### EXTRACTED MATERIAL
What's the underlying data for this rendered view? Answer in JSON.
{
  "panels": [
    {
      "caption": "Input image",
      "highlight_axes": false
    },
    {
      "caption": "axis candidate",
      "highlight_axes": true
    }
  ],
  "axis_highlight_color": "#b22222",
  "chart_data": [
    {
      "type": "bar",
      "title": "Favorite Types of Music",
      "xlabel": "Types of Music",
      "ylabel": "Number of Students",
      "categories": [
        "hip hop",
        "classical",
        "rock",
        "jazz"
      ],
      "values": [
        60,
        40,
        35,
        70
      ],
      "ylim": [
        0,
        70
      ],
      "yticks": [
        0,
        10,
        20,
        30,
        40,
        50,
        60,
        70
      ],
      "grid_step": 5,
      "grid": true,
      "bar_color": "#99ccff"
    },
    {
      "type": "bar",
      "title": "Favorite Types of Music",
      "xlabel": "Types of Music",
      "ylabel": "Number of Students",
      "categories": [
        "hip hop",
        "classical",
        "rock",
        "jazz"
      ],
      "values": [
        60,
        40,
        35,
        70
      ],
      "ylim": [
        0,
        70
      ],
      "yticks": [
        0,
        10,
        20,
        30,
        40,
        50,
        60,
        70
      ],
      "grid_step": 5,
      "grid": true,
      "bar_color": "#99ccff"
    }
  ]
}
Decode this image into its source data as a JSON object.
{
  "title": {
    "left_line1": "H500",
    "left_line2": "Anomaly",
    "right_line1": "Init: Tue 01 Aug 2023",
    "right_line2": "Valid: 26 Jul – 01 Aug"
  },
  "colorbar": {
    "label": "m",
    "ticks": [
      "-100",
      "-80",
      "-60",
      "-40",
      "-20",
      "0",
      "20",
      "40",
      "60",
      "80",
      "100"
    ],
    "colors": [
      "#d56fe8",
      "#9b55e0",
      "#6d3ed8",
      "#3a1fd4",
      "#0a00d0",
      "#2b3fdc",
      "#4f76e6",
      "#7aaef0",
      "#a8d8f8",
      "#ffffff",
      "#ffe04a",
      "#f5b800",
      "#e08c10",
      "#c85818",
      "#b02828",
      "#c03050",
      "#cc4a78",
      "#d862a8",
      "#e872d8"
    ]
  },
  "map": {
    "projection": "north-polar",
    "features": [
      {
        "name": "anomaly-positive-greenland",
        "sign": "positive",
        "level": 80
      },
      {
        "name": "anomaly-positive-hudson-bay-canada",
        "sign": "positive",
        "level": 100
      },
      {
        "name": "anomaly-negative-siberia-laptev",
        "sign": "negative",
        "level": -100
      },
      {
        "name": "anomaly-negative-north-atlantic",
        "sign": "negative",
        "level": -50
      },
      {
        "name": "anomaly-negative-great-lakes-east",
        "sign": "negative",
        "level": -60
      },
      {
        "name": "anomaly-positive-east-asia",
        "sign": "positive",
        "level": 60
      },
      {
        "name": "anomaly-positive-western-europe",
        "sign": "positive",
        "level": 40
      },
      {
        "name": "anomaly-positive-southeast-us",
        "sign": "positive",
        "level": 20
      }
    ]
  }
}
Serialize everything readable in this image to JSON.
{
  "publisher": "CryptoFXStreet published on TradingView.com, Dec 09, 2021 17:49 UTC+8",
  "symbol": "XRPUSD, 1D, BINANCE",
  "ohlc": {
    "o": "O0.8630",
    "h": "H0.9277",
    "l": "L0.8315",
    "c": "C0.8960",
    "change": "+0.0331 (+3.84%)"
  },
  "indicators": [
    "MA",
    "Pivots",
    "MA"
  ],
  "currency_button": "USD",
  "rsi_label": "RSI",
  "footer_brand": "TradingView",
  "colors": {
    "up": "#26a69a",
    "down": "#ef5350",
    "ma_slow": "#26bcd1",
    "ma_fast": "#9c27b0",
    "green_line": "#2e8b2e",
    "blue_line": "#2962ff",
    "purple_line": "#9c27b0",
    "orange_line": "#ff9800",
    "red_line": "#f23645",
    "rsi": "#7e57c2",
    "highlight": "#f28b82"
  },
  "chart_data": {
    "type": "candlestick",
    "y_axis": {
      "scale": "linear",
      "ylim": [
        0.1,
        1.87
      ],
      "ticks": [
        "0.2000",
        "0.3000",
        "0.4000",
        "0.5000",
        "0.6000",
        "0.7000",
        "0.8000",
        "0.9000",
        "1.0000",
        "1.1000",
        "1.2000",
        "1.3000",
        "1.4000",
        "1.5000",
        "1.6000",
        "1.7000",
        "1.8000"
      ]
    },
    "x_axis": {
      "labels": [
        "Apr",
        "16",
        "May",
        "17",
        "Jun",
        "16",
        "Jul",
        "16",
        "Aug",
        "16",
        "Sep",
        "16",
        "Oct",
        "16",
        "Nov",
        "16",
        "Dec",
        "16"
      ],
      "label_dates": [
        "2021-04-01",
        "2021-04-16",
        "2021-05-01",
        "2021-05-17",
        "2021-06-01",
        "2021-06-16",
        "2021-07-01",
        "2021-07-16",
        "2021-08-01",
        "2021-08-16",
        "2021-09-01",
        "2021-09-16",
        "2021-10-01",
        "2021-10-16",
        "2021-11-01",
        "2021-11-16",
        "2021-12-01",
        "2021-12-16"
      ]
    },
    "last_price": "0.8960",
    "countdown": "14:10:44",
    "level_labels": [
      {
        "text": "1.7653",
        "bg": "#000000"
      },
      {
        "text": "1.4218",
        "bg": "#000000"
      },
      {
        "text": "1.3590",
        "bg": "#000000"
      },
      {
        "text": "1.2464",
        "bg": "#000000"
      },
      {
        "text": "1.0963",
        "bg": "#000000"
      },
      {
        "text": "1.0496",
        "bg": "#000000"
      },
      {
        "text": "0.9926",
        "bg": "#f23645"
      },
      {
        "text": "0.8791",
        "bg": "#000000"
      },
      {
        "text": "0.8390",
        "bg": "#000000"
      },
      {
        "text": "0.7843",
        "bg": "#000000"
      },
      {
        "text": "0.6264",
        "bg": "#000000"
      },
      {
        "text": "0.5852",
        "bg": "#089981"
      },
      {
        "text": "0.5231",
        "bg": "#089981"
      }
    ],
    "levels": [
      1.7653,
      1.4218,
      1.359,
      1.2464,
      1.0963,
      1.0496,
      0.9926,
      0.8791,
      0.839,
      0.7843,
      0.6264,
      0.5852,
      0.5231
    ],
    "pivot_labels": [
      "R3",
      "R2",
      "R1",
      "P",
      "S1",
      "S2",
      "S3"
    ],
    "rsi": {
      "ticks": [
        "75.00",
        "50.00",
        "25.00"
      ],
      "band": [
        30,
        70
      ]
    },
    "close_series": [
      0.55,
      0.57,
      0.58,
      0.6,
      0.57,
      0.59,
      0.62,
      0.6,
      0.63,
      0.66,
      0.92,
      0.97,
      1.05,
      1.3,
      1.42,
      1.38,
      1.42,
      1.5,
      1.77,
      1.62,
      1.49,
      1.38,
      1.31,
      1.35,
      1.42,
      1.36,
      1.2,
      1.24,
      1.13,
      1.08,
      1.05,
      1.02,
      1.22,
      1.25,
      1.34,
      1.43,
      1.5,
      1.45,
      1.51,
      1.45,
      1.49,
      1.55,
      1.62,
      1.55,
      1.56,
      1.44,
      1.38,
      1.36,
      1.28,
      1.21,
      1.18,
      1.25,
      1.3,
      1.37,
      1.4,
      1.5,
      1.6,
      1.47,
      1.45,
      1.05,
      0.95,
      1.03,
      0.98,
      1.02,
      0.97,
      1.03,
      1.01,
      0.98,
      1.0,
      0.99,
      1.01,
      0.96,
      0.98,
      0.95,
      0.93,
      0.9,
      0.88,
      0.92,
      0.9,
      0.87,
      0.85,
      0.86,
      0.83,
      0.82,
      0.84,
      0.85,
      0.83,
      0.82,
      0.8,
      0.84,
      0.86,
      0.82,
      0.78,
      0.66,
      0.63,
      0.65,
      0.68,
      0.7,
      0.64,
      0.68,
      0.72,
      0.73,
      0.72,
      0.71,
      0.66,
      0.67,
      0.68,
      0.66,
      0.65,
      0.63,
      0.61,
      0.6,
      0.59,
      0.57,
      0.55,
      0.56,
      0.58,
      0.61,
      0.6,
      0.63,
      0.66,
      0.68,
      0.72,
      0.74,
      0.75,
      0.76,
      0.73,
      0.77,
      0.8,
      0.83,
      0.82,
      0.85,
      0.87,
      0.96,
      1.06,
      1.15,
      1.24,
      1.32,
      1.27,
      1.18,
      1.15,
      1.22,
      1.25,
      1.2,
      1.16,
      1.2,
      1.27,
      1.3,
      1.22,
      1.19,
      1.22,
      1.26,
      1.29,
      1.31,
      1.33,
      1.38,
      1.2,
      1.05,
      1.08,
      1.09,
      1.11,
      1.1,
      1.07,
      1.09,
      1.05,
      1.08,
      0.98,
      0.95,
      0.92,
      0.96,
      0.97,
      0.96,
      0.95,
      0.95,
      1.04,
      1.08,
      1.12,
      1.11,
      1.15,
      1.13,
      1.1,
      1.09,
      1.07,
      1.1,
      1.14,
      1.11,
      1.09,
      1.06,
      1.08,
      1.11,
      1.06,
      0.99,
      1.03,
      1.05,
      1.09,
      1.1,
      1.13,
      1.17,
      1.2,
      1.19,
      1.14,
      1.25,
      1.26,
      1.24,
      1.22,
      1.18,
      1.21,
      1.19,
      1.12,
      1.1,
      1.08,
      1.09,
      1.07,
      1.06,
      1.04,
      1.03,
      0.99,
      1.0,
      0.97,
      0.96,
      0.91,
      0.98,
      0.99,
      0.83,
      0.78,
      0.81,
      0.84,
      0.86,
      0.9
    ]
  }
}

### EXERCISE AIM
Filter the entries above down to the lines containing the word "TradingView".

### ANSWER TO THIS TASK
  "publisher": "CryptoFXStreet published on TradingView.com, Dec 09, 2021 17:49 UTC+8",
  "footer_brand": "TradingView",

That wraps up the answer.